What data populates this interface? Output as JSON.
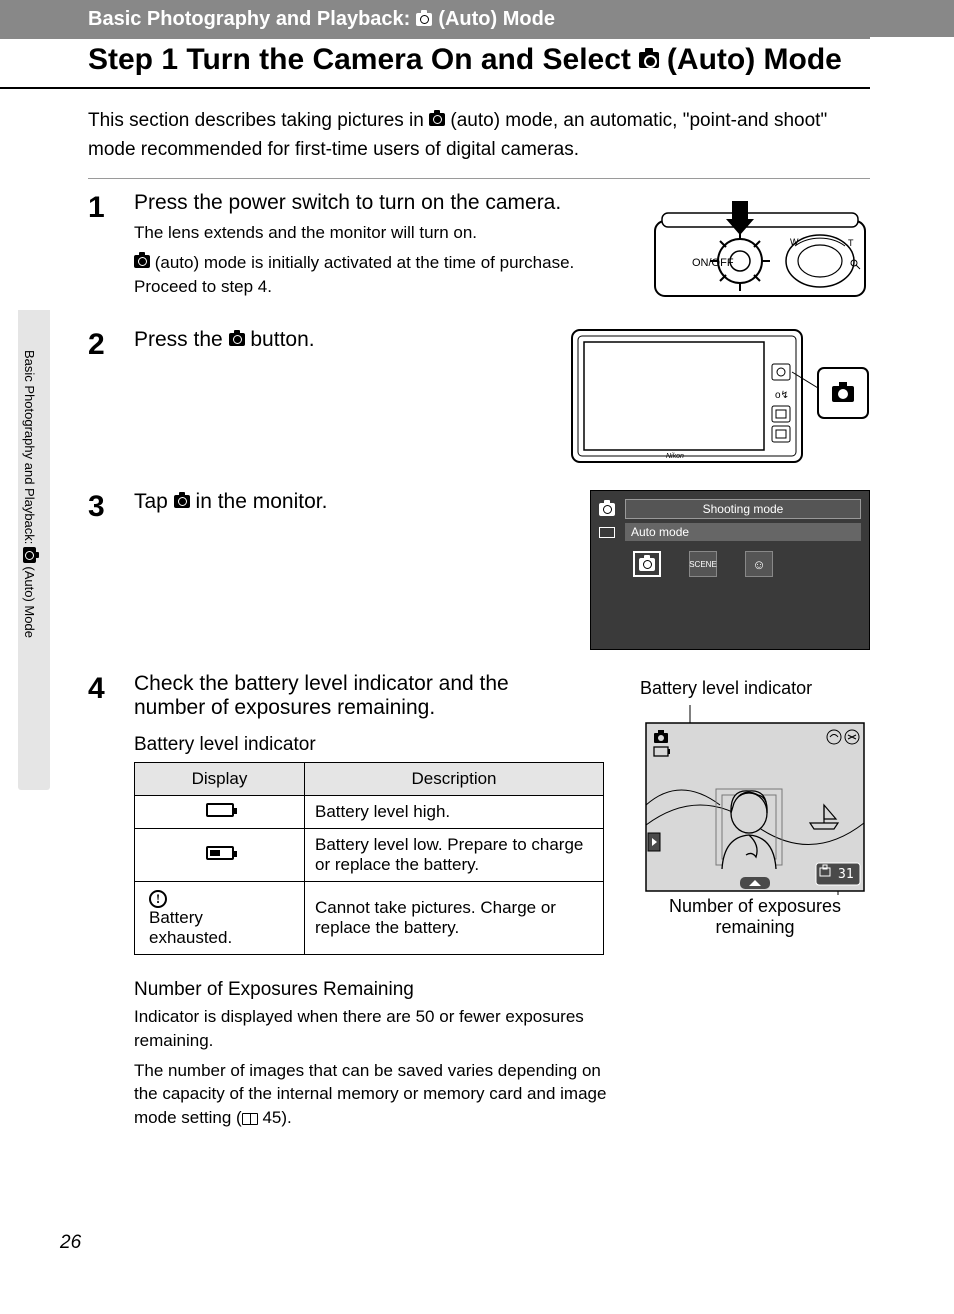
{
  "banner": {
    "prefix": "Basic Photography and Playback:",
    "suffix": "(Auto) Mode"
  },
  "title": {
    "prefix": "Step 1 Turn the Camera On and Select",
    "suffix": "(Auto) Mode"
  },
  "intro": {
    "part1": "This section describes taking pictures in ",
    "part2": " (auto) mode, an automatic, \"point-and shoot\" mode recommended for first-time users of digital cameras."
  },
  "sidebar_tab": {
    "prefix": "Basic Photography and Playback: ",
    "suffix": " (Auto) Mode"
  },
  "steps": [
    {
      "num": "1",
      "title": "Press the power switch to turn on the camera.",
      "sub1": "The lens extends and the monitor will turn on.",
      "sub2_prefix": "",
      "sub2_suffix": " (auto) mode is initially activated at the time of purchase. Proceed to step 4.",
      "illus_label": "ON/OFF",
      "illus_w": "W",
      "illus_t": "T"
    },
    {
      "num": "2",
      "title_prefix": "Press the ",
      "title_suffix": " button."
    },
    {
      "num": "3",
      "title_prefix": "Tap ",
      "title_suffix": " in the monitor.",
      "monitor": {
        "header": "Shooting mode",
        "sub": "Auto mode",
        "scene": "SCENE"
      }
    },
    {
      "num": "4",
      "title": "Check the battery level indicator and the number of exposures remaining.",
      "subhead": "Battery level indicator",
      "table": {
        "col1": "Display",
        "col2": "Description",
        "rows": [
          {
            "desc": "Battery level high."
          },
          {
            "desc": "Battery level low. Prepare to charge or replace the battery."
          },
          {
            "disp_line1": "Battery",
            "disp_line2": "exhausted.",
            "desc": "Cannot take pictures. Charge or replace the battery."
          }
        ]
      },
      "side": {
        "caption1": "Battery level indicator",
        "caption2": "Number of exposures remaining",
        "remaining": "31"
      },
      "exposures": {
        "heading": "Number of Exposures Remaining",
        "line1": "Indicator is displayed when there are 50 or fewer exposures remaining.",
        "line2_prefix": "The number of images that can be saved varies depending on the capacity of the internal memory or memory card and image mode setting (",
        "line2_ref": " 45).",
        "line2_suffix": ""
      }
    }
  ],
  "page_number": "26"
}
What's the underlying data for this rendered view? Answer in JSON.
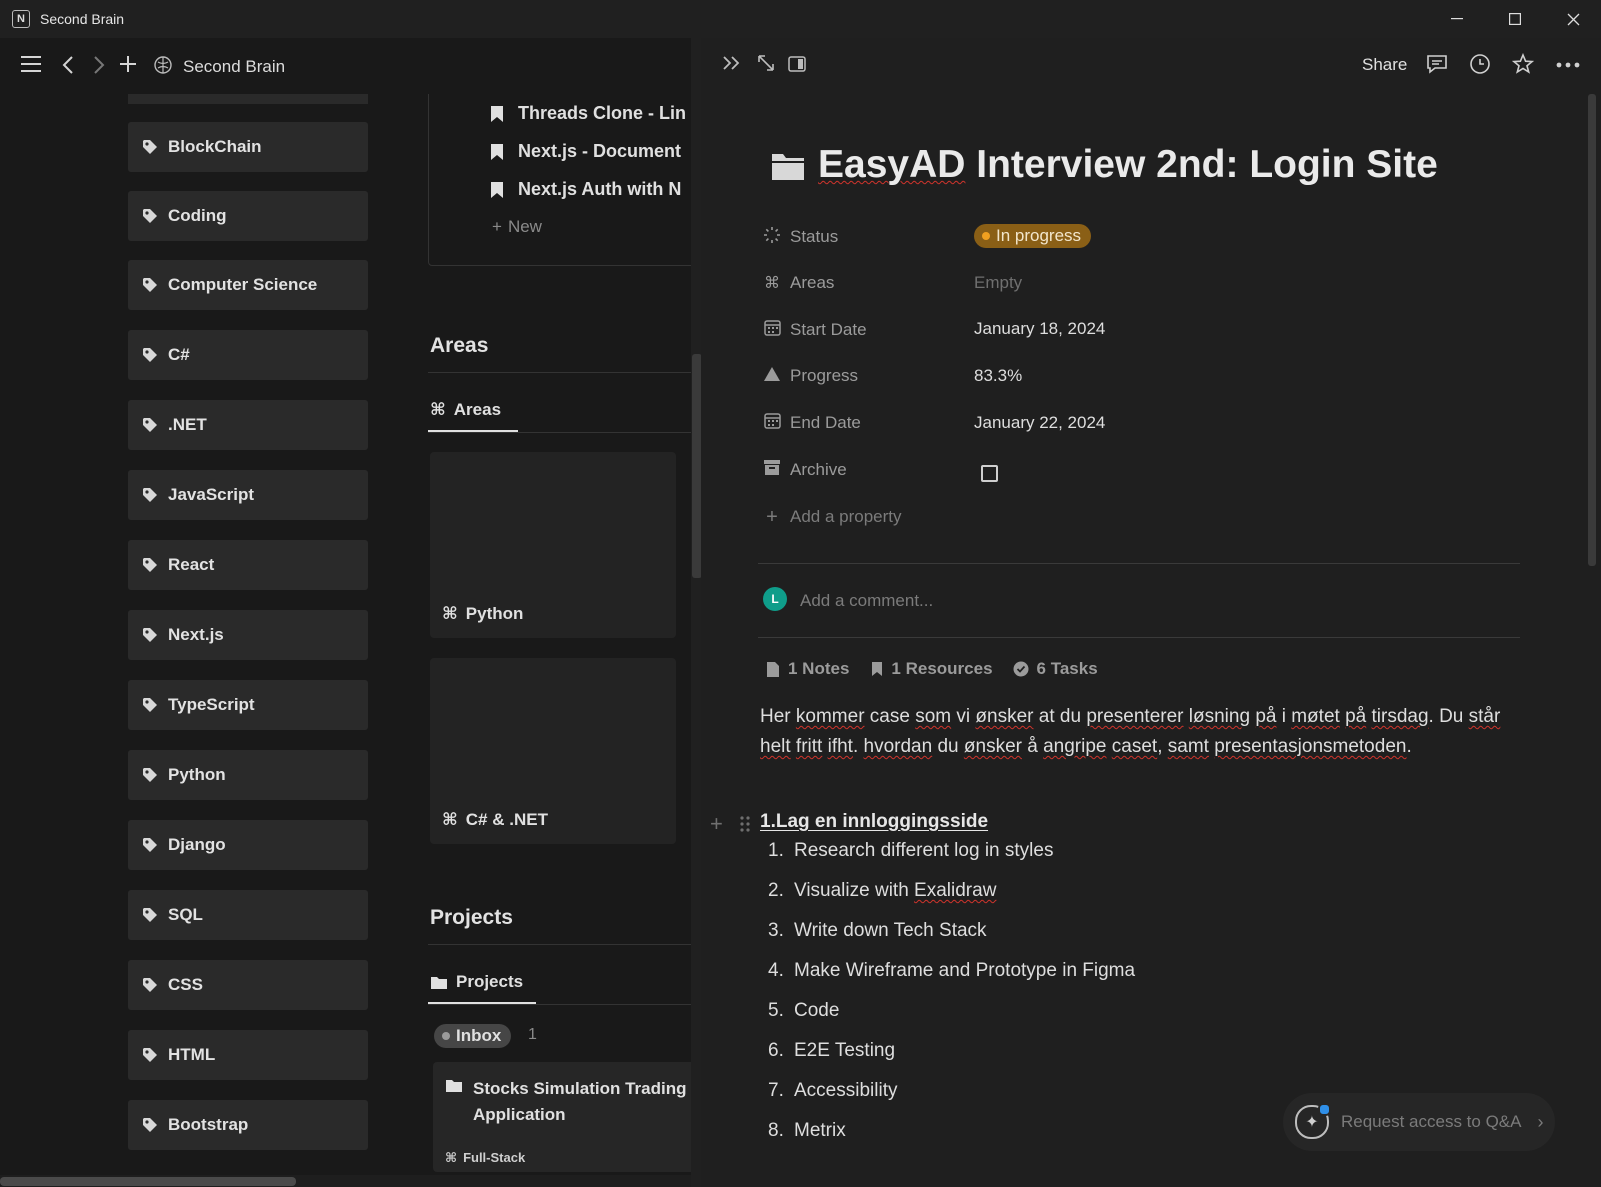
{
  "window": {
    "title": "Second Brain",
    "app_icon": "N"
  },
  "topbar": {
    "breadcrumb_title": "Second Brain"
  },
  "sidebar_tags": [
    "BlockChain",
    "Coding",
    "Computer Science",
    "C#",
    ".NET",
    "JavaScript",
    "React",
    "Next.js",
    "TypeScript",
    "Python",
    "Django",
    "SQL",
    "CSS",
    "HTML",
    "Bootstrap"
  ],
  "resources": {
    "items": [
      "Threads Clone - Lin",
      "Next.js - Document",
      "Next.js Auth with N"
    ],
    "new_label": "New"
  },
  "areas": {
    "title": "Areas",
    "tab_label": "Areas",
    "cards": [
      "Python",
      "C# & .NET"
    ]
  },
  "projects": {
    "title": "Projects",
    "tab_label": "Projects",
    "group_label": "Inbox",
    "group_count": "1",
    "card_title": "Stocks Simulation Trading W Application",
    "card_sub": "Full-Stack"
  },
  "page_header": {
    "share_label": "Share"
  },
  "page": {
    "title_first_word": "EasyAD",
    "title_rest": " Interview 2nd: Login Site",
    "properties": {
      "status_label": "Status",
      "status_value": "In progress",
      "areas_label": "Areas",
      "areas_value": "Empty",
      "start_label": "Start Date",
      "start_value": "January 18, 2024",
      "progress_label": "Progress",
      "progress_value": "83.3%",
      "end_label": "End Date",
      "end_value": "January 22, 2024",
      "archive_label": "Archive"
    },
    "add_property": "Add a property",
    "avatar_letter": "L",
    "comment_placeholder": "Add a comment...",
    "counts": {
      "notes": "1 Notes",
      "resources": "1 Resources",
      "tasks": "6 Tasks"
    },
    "heading": "1.Lag en innloggingsside",
    "steps": [
      "Research different log in styles",
      "Visualize with Exalidraw",
      "Write down Tech Stack",
      "Make Wireframe and Prototype in Figma",
      "Code",
      "E2E Testing",
      "Accessibility",
      "Metrix"
    ]
  },
  "qa_button": {
    "label": "Request access to Q&A"
  },
  "colors": {
    "status_pill_bg": "#a8741c",
    "status_dot": "#f0a020",
    "avatar_bg": "#0f9d8a",
    "background": "#191919",
    "page_bg": "#1f1f1f"
  }
}
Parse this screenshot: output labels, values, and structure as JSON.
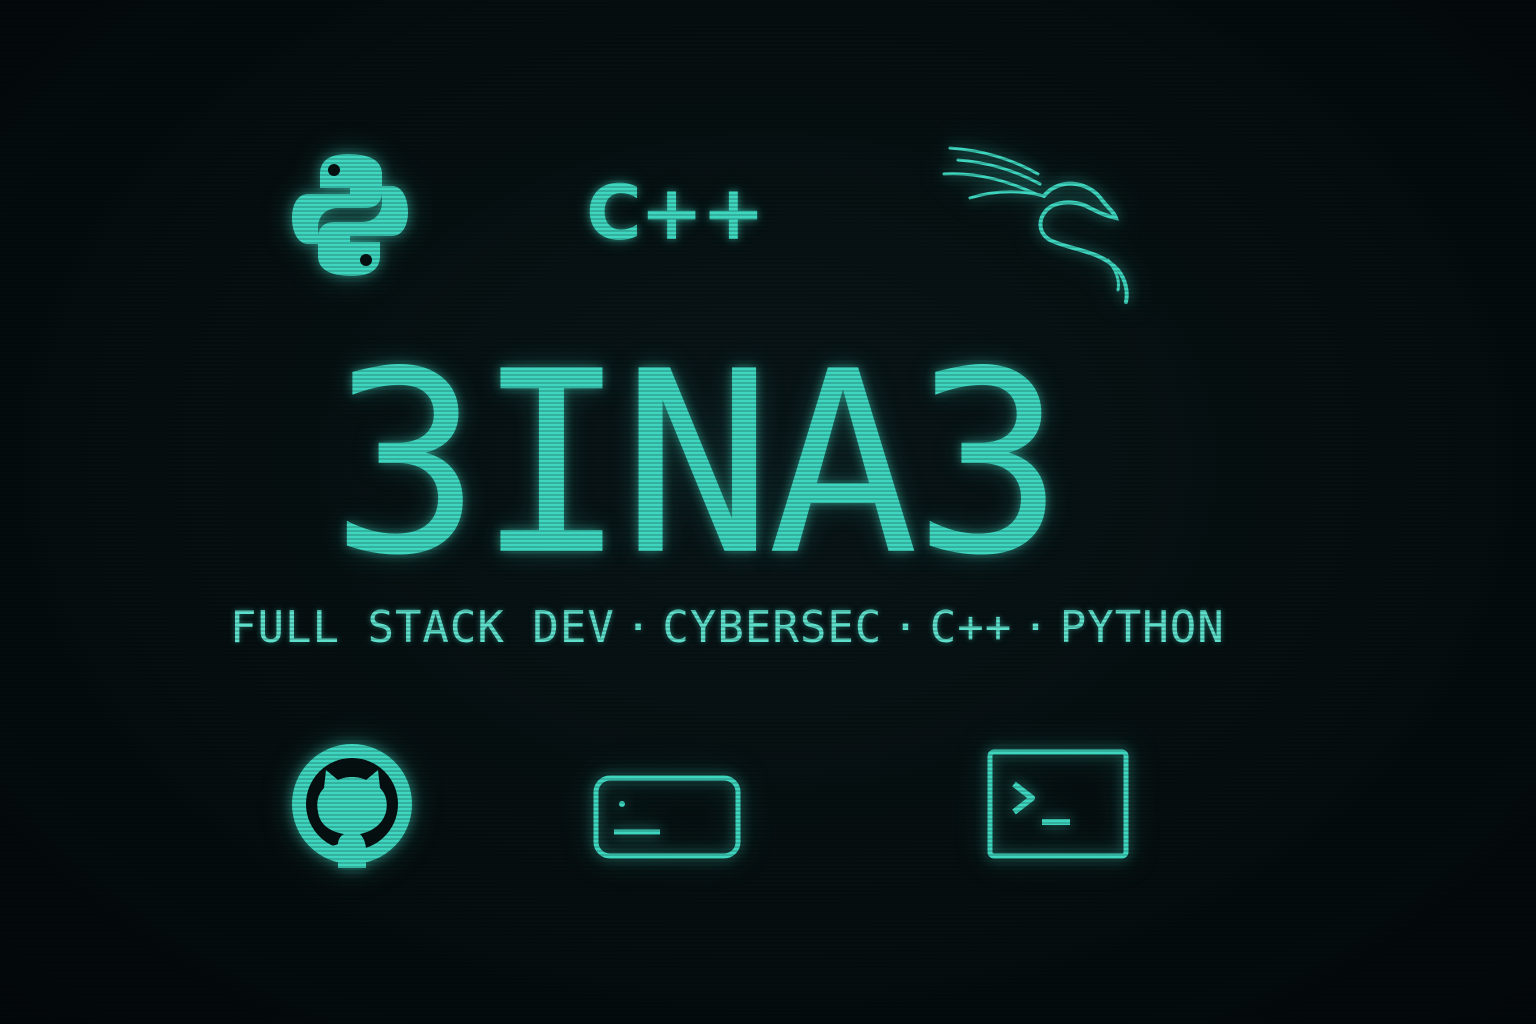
{
  "title": "3INA3",
  "subtitle": {
    "items": [
      "FULL STACK DEV",
      "CYBERSEC",
      "C++",
      "PYTHON"
    ],
    "separator": "·"
  },
  "cpp_logo": "C++",
  "icons": {
    "top_row": [
      "python-icon",
      "cpp-logo",
      "kali-dragon-icon"
    ],
    "bottom_row": [
      "github-icon",
      "input-field-icon",
      "terminal-icon"
    ]
  },
  "colors": {
    "accent": "#3fd6bf",
    "background": "#050a0c"
  }
}
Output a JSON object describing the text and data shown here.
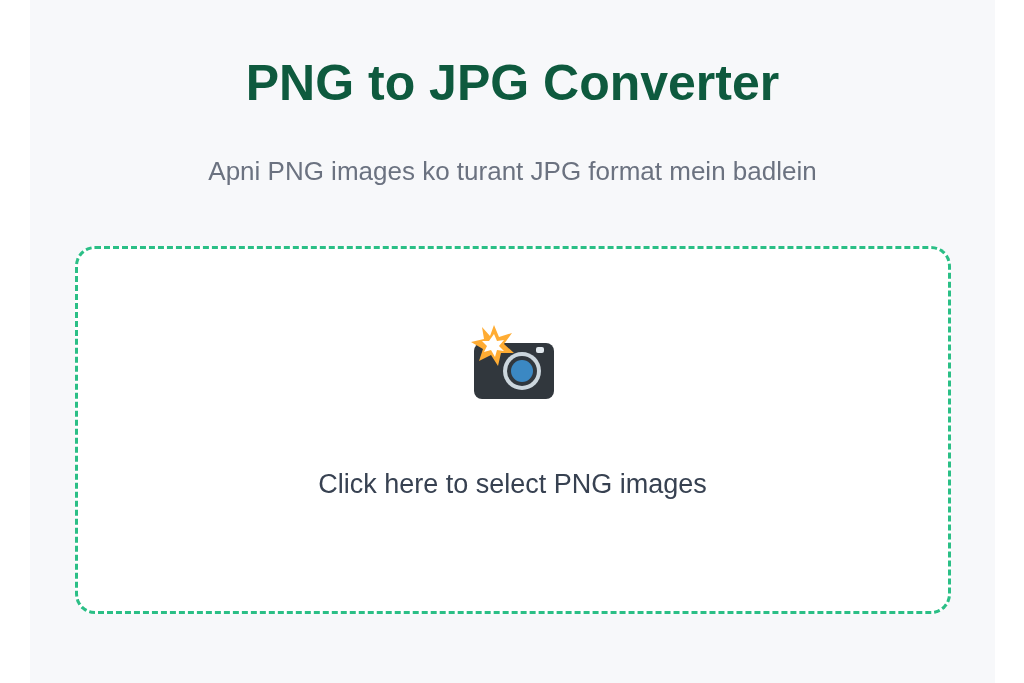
{
  "title": "PNG to JPG Converter",
  "subtitle": "Apni PNG images ko turant JPG format mein badlein",
  "upload_area": {
    "label": "Click here to select PNG images"
  }
}
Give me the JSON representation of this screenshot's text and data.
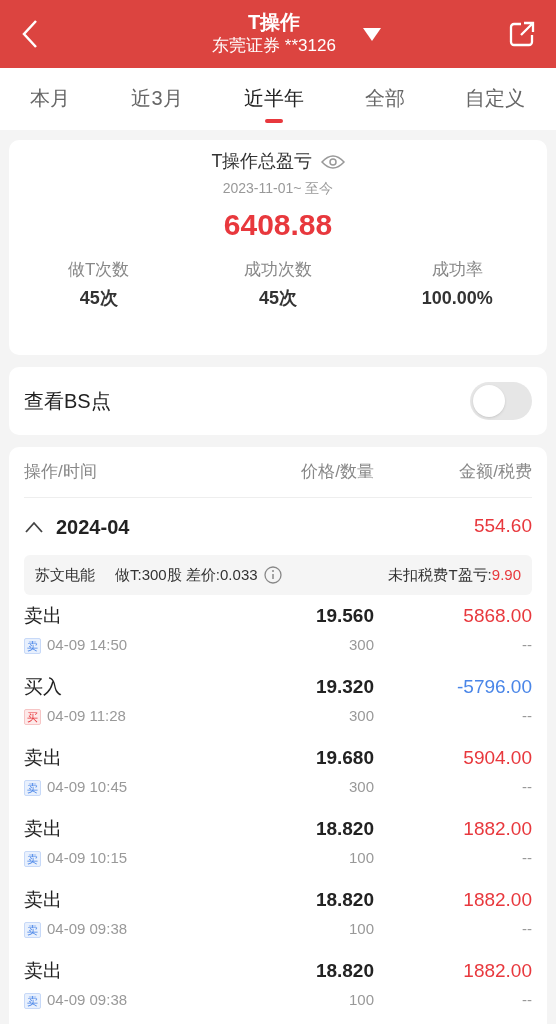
{
  "header": {
    "title": "T操作",
    "account": "东莞证券 **3126"
  },
  "tabs": [
    {
      "label": "本月",
      "selected": false
    },
    {
      "label": "近3月",
      "selected": false
    },
    {
      "label": "近半年",
      "selected": true
    },
    {
      "label": "全部",
      "selected": false
    },
    {
      "label": "自定义",
      "selected": false
    }
  ],
  "summary": {
    "title": "T操作总盈亏",
    "period": "2023-11-01~ 至今",
    "total": "6408.88",
    "stats": [
      {
        "label": "做T次数",
        "value": "45次"
      },
      {
        "label": "成功次数",
        "value": "45次"
      },
      {
        "label": "成功率",
        "value": "100.00%"
      }
    ]
  },
  "bs_points": {
    "label": "查看BS点",
    "on": false
  },
  "table": {
    "columns": [
      "操作/时间",
      "价格/数量",
      "金额/税费"
    ],
    "group": {
      "month": "2024-04",
      "expanded": true,
      "amount": "554.60"
    },
    "stock": {
      "name": "苏文电能",
      "detail": "做T:300股 差价:0.033",
      "profit_label": "未扣税费T盈亏:",
      "profit": "9.90"
    },
    "rows": [
      {
        "kind": "sell",
        "action": "卖出",
        "badge": "卖",
        "time": "04-09 14:50",
        "price": "19.560",
        "qty": "300",
        "amount": "5868.00",
        "fee": "--"
      },
      {
        "kind": "buy",
        "action": "买入",
        "badge": "买",
        "time": "04-09 11:28",
        "price": "19.320",
        "qty": "300",
        "amount": "-5796.00",
        "fee": "--"
      },
      {
        "kind": "sell",
        "action": "卖出",
        "badge": "卖",
        "time": "04-09 10:45",
        "price": "19.680",
        "qty": "300",
        "amount": "5904.00",
        "fee": "--"
      },
      {
        "kind": "sell",
        "action": "卖出",
        "badge": "卖",
        "time": "04-09 10:15",
        "price": "18.820",
        "qty": "100",
        "amount": "1882.00",
        "fee": "--"
      },
      {
        "kind": "sell",
        "action": "卖出",
        "badge": "卖",
        "time": "04-09 09:38",
        "price": "18.820",
        "qty": "100",
        "amount": "1882.00",
        "fee": "--"
      },
      {
        "kind": "sell",
        "action": "卖出",
        "badge": "卖",
        "time": "04-09 09:38",
        "price": "18.820",
        "qty": "100",
        "amount": "1882.00",
        "fee": "--"
      }
    ]
  }
}
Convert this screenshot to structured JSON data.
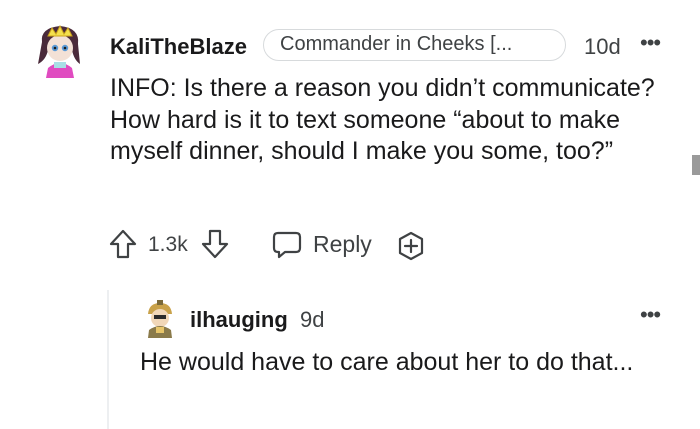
{
  "comment": {
    "author": "KaliTheBlaze",
    "flair": "Commander in Cheeks [...",
    "age": "10d",
    "more": "•••",
    "body": "INFO: Is there a reason you didn’t communicate? How hard is it to text someone “about to make myself dinner, should I make you some, too?”",
    "score": "1.3k",
    "reply_label": "Reply"
  },
  "reply": {
    "author": "ilhauging",
    "age": "9d",
    "more": "•••",
    "body": "He would have to care about her to do that..."
  },
  "colors": {
    "text": "#1a1a1b",
    "meta": "#3f4244",
    "border": "#d7dadc",
    "thread_line": "#edeff1"
  },
  "icons": [
    "avatar-kali",
    "upvote-icon",
    "downvote-icon",
    "reply-icon",
    "award-icon",
    "more-icon",
    "avatar-ilhauging"
  ]
}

Your objective:
Search the preceding listing for "Next" and extract every line where it is found.

Solution to this task:
    "Next.js",
      "Next.js - Document",
      "Next.js Auth with N"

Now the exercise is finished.